Instructions for the task – Copy out each line below exactly as it appears.

Input material –
•••

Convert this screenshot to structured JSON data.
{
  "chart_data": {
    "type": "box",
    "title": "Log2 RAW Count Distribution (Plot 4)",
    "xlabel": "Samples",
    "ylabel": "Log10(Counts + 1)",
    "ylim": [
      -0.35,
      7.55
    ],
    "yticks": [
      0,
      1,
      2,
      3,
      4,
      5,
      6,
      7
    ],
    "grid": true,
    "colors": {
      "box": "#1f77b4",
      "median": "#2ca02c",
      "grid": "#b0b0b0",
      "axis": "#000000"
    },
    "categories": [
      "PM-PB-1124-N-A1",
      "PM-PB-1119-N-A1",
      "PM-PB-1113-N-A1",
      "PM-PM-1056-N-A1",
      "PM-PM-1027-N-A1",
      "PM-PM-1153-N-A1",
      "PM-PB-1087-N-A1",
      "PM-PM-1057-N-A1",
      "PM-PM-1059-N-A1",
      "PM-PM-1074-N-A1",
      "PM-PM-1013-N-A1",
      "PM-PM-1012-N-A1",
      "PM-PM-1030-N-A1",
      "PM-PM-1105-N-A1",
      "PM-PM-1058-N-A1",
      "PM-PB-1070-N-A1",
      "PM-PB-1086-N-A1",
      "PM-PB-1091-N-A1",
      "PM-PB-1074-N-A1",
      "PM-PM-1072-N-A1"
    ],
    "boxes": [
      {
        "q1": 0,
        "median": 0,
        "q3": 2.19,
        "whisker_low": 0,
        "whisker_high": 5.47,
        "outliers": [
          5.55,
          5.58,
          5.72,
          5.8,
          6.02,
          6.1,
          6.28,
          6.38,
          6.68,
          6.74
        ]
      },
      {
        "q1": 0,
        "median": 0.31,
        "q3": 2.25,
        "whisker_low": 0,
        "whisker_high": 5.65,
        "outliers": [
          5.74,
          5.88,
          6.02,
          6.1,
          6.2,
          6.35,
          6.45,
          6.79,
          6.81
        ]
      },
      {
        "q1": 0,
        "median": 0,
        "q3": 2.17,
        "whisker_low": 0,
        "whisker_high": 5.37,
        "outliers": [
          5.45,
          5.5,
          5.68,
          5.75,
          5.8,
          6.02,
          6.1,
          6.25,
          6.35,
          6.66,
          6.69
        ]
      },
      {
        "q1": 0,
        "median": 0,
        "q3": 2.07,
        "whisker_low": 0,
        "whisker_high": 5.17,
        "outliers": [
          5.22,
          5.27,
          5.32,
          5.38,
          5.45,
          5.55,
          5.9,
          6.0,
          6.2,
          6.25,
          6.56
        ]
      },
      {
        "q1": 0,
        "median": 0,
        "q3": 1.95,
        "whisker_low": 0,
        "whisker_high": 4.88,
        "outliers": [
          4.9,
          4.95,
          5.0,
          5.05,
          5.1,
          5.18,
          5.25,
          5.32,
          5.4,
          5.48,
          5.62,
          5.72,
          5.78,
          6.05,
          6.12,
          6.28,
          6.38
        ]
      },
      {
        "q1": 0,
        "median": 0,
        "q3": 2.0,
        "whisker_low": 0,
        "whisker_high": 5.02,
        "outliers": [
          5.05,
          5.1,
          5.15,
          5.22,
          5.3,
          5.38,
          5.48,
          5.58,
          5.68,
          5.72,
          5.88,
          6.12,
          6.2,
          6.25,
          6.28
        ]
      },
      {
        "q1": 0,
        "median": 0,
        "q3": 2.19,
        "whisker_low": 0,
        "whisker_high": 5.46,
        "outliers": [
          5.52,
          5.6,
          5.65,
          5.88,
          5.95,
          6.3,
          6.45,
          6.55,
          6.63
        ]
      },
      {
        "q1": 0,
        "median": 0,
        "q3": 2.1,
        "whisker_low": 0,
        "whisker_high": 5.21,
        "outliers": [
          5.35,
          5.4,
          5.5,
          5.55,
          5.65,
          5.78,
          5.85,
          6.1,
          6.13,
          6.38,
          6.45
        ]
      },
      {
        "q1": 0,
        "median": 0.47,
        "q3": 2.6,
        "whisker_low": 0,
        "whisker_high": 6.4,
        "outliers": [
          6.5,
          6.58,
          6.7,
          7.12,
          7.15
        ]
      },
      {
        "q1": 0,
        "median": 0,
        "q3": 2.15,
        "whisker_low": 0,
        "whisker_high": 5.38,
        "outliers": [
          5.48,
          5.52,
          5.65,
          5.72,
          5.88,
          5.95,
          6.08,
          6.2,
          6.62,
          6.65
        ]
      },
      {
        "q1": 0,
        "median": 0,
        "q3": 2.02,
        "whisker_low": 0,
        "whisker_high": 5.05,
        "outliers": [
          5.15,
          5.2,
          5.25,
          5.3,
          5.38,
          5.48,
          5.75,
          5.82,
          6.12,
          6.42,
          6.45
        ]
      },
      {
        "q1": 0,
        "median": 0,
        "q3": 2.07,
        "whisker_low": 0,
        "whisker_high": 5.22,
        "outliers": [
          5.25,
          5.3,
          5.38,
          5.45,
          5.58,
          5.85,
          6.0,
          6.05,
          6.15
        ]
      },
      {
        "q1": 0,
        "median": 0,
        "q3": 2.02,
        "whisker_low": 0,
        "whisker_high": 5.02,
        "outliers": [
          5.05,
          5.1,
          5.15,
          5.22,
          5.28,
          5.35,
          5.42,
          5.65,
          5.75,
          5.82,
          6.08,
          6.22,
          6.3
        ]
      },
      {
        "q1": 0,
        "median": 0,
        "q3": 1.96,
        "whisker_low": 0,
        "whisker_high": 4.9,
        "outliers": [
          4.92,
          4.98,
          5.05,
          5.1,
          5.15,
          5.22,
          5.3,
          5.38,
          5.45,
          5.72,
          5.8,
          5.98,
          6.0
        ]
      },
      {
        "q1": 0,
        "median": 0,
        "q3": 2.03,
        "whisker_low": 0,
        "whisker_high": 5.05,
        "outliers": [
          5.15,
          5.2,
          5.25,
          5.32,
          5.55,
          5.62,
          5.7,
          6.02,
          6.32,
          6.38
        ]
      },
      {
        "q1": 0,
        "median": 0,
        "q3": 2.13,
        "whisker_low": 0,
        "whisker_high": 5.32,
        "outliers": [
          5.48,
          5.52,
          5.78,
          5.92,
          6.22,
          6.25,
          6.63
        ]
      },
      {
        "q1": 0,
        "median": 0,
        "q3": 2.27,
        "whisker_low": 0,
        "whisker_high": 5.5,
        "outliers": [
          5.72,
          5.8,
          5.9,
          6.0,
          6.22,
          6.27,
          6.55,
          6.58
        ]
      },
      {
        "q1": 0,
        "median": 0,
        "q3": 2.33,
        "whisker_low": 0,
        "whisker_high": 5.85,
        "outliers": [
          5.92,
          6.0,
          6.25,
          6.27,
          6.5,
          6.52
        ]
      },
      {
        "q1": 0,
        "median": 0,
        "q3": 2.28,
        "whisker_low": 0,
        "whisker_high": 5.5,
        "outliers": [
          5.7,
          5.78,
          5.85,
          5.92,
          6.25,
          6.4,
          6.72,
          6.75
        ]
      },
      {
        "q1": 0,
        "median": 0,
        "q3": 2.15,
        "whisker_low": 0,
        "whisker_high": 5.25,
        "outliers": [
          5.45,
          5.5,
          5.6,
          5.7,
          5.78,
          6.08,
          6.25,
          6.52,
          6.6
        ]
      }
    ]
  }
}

•••

Response for this exercise –
Convert this screenshot to structured JSON data.
{
  "chart_data": {
    "type": "box",
    "title": "Log2 RAW Count Distribution (Plot 4)",
    "xlabel": "Samples",
    "ylabel": "Log10(Counts + 1)",
    "ylim": [
      -0.35,
      7.55
    ],
    "yticks": [
      0,
      1,
      2,
      3,
      4,
      5,
      6,
      7
    ],
    "grid": true,
    "colors": {
      "box": "#1f77b4",
      "median": "#2ca02c",
      "grid": "#b0b0b0",
      "axis": "#000000"
    },
    "categories": [
      "PM-PB-1124-N-A1",
      "PM-PB-1119-N-A1",
      "PM-PB-1113-N-A1",
      "PM-PM-1056-N-A1",
      "PM-PM-1027-N-A1",
      "PM-PM-1153-N-A1",
      "PM-PB-1087-N-A1",
      "PM-PM-1057-N-A1",
      "PM-PM-1059-N-A1",
      "PM-PM-1074-N-A1",
      "PM-PM-1013-N-A1",
      "PM-PM-1012-N-A1",
      "PM-PM-1030-N-A1",
      "PM-PM-1105-N-A1",
      "PM-PM-1058-N-A1",
      "PM-PB-1070-N-A1",
      "PM-PB-1086-N-A1",
      "PM-PB-1091-N-A1",
      "PM-PB-1074-N-A1",
      "PM-PM-1072-N-A1"
    ],
    "boxes": [
      {
        "q1": 0,
        "median": 0,
        "q3": 2.19,
        "whisker_low": 0,
        "whisker_high": 5.47,
        "outliers": [
          5.55,
          5.58,
          5.72,
          5.8,
          6.02,
          6.1,
          6.28,
          6.38,
          6.68,
          6.74
        ]
      },
      {
        "q1": 0,
        "median": 0.31,
        "q3": 2.25,
        "whisker_low": 0,
        "whisker_high": 5.65,
        "outliers": [
          5.74,
          5.88,
          6.02,
          6.1,
          6.2,
          6.35,
          6.45,
          6.79,
          6.81
        ]
      },
      {
        "q1": 0,
        "median": 0,
        "q3": 2.17,
        "whisker_low": 0,
        "whisker_high": 5.37,
        "outliers": [
          5.45,
          5.5,
          5.68,
          5.75,
          5.8,
          6.02,
          6.1,
          6.25,
          6.35,
          6.66,
          6.69
        ]
      },
      {
        "q1": 0,
        "median": 0,
        "q3": 2.07,
        "whisker_low": 0,
        "whisker_high": 5.17,
        "outliers": [
          5.22,
          5.27,
          5.32,
          5.38,
          5.45,
          5.55,
          5.9,
          6.0,
          6.2,
          6.25,
          6.56
        ]
      },
      {
        "q1": 0,
        "median": 0,
        "q3": 1.95,
        "whisker_low": 0,
        "whisker_high": 4.88,
        "outliers": [
          4.9,
          4.95,
          5.0,
          5.05,
          5.1,
          5.18,
          5.25,
          5.32,
          5.4,
          5.48,
          5.62,
          5.72,
          5.78,
          6.05,
          6.12,
          6.28,
          6.38
        ]
      },
      {
        "q1": 0,
        "median": 0,
        "q3": 2.0,
        "whisker_low": 0,
        "whisker_high": 5.02,
        "outliers": [
          5.05,
          5.1,
          5.15,
          5.22,
          5.3,
          5.38,
          5.48,
          5.58,
          5.68,
          5.72,
          5.88,
          6.12,
          6.2,
          6.25,
          6.28
        ]
      },
      {
        "q1": 0,
        "median": 0,
        "q3": 2.19,
        "whisker_low": 0,
        "whisker_high": 5.46,
        "outliers": [
          5.52,
          5.6,
          5.65,
          5.88,
          5.95,
          6.3,
          6.45,
          6.55,
          6.63
        ]
      },
      {
        "q1": 0,
        "median": 0,
        "q3": 2.1,
        "whisker_low": 0,
        "whisker_high": 5.21,
        "outliers": [
          5.35,
          5.4,
          5.5,
          5.55,
          5.65,
          5.78,
          5.85,
          6.1,
          6.13,
          6.38,
          6.45
        ]
      },
      {
        "q1": 0,
        "median": 0.47,
        "q3": 2.6,
        "whisker_low": 0,
        "whisker_high": 6.4,
        "outliers": [
          6.5,
          6.58,
          6.7,
          7.12,
          7.15
        ]
      },
      {
        "q1": 0,
        "median": 0,
        "q3": 2.15,
        "whisker_low": 0,
        "whisker_high": 5.38,
        "outliers": [
          5.48,
          5.52,
          5.65,
          5.72,
          5.88,
          5.95,
          6.08,
          6.2,
          6.62,
          6.65
        ]
      },
      {
        "q1": 0,
        "median": 0,
        "q3": 2.02,
        "whisker_low": 0,
        "whisker_high": 5.05,
        "outliers": [
          5.15,
          5.2,
          5.25,
          5.3,
          5.38,
          5.48,
          5.75,
          5.82,
          6.12,
          6.42,
          6.45
        ]
      },
      {
        "q1": 0,
        "median": 0,
        "q3": 2.07,
        "whisker_low": 0,
        "whisker_high": 5.22,
        "outliers": [
          5.25,
          5.3,
          5.38,
          5.45,
          5.58,
          5.85,
          6.0,
          6.05,
          6.15
        ]
      },
      {
        "q1": 0,
        "median": 0,
        "q3": 2.02,
        "whisker_low": 0,
        "whisker_high": 5.02,
        "outliers": [
          5.05,
          5.1,
          5.15,
          5.22,
          5.28,
          5.35,
          5.42,
          5.65,
          5.75,
          5.82,
          6.08,
          6.22,
          6.3
        ]
      },
      {
        "q1": 0,
        "median": 0,
        "q3": 1.96,
        "whisker_low": 0,
        "whisker_high": 4.9,
        "outliers": [
          4.92,
          4.98,
          5.05,
          5.1,
          5.15,
          5.22,
          5.3,
          5.38,
          5.45,
          5.72,
          5.8,
          5.98,
          6.0
        ]
      },
      {
        "q1": 0,
        "median": 0,
        "q3": 2.03,
        "whisker_low": 0,
        "whisker_high": 5.05,
        "outliers": [
          5.15,
          5.2,
          5.25,
          5.32,
          5.55,
          5.62,
          5.7,
          6.02,
          6.32,
          6.38
        ]
      },
      {
        "q1": 0,
        "median": 0,
        "q3": 2.13,
        "whisker_low": 0,
        "whisker_high": 5.32,
        "outliers": [
          5.48,
          5.52,
          5.78,
          5.92,
          6.22,
          6.25,
          6.63
        ]
      },
      {
        "q1": 0,
        "median": 0,
        "q3": 2.27,
        "whisker_low": 0,
        "whisker_high": 5.5,
        "outliers": [
          5.72,
          5.8,
          5.9,
          6.0,
          6.22,
          6.27,
          6.55,
          6.58
        ]
      },
      {
        "q1": 0,
        "median": 0,
        "q3": 2.33,
        "whisker_low": 0,
        "whisker_high": 5.85,
        "outliers": [
          5.92,
          6.0,
          6.25,
          6.27,
          6.5,
          6.52
        ]
      },
      {
        "q1": 0,
        "median": 0,
        "q3": 2.28,
        "whisker_low": 0,
        "whisker_high": 5.5,
        "outliers": [
          5.7,
          5.78,
          5.85,
          5.92,
          6.25,
          6.4,
          6.72,
          6.75
        ]
      },
      {
        "q1": 0,
        "median": 0,
        "q3": 2.15,
        "whisker_low": 0,
        "whisker_high": 5.25,
        "outliers": [
          5.45,
          5.5,
          5.6,
          5.7,
          5.78,
          6.08,
          6.25,
          6.52,
          6.6
        ]
      }
    ]
  }
}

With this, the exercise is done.